Exercise details:
Only the number is wanted: tally the lines below that contain the word "Increase".

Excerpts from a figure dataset
— begin —
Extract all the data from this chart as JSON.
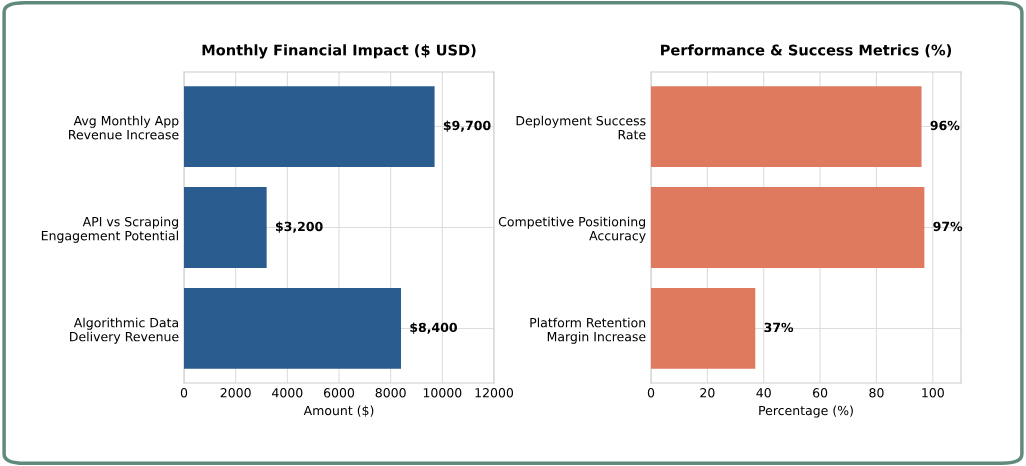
{
  "chart_data": [
    {
      "type": "bar",
      "orientation": "horizontal",
      "title": "Monthly Financial Impact ($ USD)",
      "xlabel": "Amount ($)",
      "categories": [
        "Avg Monthly App\nRevenue Increase",
        "API vs Scraping\nEngagement Potential",
        "Algorithmic Data\nDelivery Revenue"
      ],
      "values": [
        9700,
        3200,
        8400
      ],
      "value_labels": [
        "$9,700",
        "$3,200",
        "$8,400"
      ],
      "color": "#2b5c8f",
      "xlim": [
        0,
        12000
      ],
      "xticks": [
        0,
        2000,
        4000,
        6000,
        8000,
        10000,
        12000
      ],
      "grid": true
    },
    {
      "type": "bar",
      "orientation": "horizontal",
      "title": "Performance & Success Metrics (%)",
      "xlabel": "Percentage (%)",
      "categories": [
        "Deployment Success\nRate",
        "Competitive Positioning\nAccuracy",
        "Platform Retention\nMargin Increase"
      ],
      "values": [
        96,
        97,
        37
      ],
      "value_labels": [
        "96%",
        "97%",
        "37%"
      ],
      "color": "#e07a5f",
      "xlim": [
        0,
        110
      ],
      "xticks": [
        0,
        20,
        40,
        60,
        80,
        100
      ],
      "grid": true
    }
  ]
}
— end —
Worked solution:
2